• _Brief_
Return the lines beginning at the one that contains "Read out every word on this page." and continuing to the end of the entries, including both ends, exactly as written and nothing else.

##### Data excerpts

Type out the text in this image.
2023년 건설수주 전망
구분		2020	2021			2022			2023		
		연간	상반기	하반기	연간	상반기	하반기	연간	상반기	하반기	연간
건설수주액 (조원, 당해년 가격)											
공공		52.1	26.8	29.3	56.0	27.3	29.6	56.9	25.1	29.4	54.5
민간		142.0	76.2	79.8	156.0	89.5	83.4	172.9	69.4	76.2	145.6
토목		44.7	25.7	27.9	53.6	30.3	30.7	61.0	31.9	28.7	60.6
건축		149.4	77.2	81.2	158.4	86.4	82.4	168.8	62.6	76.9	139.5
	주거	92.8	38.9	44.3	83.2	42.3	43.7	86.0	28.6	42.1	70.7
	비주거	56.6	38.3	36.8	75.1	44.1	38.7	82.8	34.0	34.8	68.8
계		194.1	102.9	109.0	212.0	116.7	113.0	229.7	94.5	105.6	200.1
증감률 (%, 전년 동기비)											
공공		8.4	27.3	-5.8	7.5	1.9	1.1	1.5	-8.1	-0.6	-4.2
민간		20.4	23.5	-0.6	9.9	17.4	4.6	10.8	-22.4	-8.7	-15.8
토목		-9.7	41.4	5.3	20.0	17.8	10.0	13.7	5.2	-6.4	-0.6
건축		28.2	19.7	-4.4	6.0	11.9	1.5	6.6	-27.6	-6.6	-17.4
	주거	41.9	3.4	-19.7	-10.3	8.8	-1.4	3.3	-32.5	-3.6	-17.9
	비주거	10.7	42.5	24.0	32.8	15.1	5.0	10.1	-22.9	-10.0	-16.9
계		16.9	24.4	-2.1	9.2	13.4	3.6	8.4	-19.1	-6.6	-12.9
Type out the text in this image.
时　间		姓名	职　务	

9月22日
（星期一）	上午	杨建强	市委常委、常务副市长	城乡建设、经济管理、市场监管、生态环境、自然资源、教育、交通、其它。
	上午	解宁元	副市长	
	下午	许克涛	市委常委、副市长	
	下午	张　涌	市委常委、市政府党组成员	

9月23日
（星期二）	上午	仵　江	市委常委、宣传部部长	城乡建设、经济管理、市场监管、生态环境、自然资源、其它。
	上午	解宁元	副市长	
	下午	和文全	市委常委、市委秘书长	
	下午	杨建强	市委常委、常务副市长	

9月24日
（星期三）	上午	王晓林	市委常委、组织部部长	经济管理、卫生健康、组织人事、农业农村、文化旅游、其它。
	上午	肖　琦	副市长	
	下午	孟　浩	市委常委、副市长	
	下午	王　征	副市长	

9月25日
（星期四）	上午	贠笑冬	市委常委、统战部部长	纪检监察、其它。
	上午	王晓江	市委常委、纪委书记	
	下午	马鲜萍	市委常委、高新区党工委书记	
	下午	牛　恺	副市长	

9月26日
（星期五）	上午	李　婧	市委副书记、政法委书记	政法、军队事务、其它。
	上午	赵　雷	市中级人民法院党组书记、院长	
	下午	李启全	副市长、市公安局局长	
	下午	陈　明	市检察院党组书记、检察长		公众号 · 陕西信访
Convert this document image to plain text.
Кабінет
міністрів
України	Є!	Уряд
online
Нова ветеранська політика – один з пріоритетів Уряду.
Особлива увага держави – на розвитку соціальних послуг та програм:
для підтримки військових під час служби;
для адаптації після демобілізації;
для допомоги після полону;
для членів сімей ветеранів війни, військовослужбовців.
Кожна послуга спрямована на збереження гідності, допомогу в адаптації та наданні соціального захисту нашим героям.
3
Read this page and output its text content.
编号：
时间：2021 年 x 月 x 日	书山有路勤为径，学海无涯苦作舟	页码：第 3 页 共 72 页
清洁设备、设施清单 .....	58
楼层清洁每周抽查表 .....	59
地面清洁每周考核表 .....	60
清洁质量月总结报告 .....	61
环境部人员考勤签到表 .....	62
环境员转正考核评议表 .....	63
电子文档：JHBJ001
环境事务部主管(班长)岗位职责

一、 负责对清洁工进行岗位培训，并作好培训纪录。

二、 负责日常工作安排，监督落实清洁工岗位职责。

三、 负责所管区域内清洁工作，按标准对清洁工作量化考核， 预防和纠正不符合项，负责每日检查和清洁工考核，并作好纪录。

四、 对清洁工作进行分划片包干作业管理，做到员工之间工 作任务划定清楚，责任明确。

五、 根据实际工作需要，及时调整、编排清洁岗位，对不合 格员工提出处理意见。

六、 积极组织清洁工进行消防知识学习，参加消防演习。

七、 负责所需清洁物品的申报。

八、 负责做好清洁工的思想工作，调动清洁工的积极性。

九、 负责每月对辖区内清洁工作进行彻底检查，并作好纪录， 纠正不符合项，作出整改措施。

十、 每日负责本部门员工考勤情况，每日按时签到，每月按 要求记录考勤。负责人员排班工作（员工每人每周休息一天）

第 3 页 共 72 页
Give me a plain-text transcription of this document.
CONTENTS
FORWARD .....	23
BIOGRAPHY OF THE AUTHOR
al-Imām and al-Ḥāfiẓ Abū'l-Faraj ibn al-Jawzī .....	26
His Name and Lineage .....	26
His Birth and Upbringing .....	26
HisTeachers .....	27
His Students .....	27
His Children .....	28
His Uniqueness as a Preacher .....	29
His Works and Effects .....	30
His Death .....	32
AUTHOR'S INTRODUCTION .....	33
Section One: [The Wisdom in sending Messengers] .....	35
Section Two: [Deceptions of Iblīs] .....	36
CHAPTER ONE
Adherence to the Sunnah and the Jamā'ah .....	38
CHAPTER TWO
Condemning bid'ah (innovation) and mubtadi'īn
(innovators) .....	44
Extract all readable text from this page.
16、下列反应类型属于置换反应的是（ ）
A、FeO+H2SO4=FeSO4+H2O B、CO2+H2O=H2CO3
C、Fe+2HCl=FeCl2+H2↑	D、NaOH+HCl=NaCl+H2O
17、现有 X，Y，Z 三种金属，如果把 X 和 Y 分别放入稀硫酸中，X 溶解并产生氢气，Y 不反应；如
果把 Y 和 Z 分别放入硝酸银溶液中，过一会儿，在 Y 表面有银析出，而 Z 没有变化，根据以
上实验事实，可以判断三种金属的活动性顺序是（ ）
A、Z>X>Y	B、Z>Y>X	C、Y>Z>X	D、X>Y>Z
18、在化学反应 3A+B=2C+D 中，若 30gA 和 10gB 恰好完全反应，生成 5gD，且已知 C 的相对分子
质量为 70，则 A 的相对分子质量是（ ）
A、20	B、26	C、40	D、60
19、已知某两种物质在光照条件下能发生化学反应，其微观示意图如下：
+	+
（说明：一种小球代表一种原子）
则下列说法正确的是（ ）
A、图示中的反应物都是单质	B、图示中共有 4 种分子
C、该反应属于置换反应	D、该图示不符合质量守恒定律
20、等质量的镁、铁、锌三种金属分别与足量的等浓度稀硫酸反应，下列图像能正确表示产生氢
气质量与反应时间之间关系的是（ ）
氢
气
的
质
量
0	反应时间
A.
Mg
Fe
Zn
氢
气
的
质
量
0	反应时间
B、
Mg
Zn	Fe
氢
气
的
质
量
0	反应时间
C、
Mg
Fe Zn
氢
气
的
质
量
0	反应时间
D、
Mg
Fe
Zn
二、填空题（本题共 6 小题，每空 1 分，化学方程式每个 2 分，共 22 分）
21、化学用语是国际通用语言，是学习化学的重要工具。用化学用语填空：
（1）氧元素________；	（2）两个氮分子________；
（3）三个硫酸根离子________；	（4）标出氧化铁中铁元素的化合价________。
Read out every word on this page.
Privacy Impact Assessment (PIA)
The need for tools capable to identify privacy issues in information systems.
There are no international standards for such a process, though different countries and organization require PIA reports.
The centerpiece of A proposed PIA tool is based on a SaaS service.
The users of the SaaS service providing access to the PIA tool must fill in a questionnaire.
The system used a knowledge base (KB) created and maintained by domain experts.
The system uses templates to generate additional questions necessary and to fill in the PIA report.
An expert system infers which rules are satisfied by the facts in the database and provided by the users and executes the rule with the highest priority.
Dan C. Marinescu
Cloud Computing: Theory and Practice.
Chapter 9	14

##########

• _Solution for this problem_
Read out every word on this page.
Privacy Impact Assessment (PIA)
The need for tools capable to identify privacy issues in information systems.
There are no international standards for such a process, though different countries and organization require PIA reports.
The centerpiece of A proposed PIA tool is based on a SaaS service.
The users of the SaaS service providing access to the PIA tool must fill in a questionnaire.
The system used a knowledge base (KB) created and maintained by domain experts.
The system uses templates to generate additional questions necessary and to fill in the PIA report.
An expert system infers which rules are satisfied by the facts in the database and provided by the users and executes the rule with the highest priority.
Dan C. Marinescu
Cloud Computing: Theory and Practice.
Chapter 9	14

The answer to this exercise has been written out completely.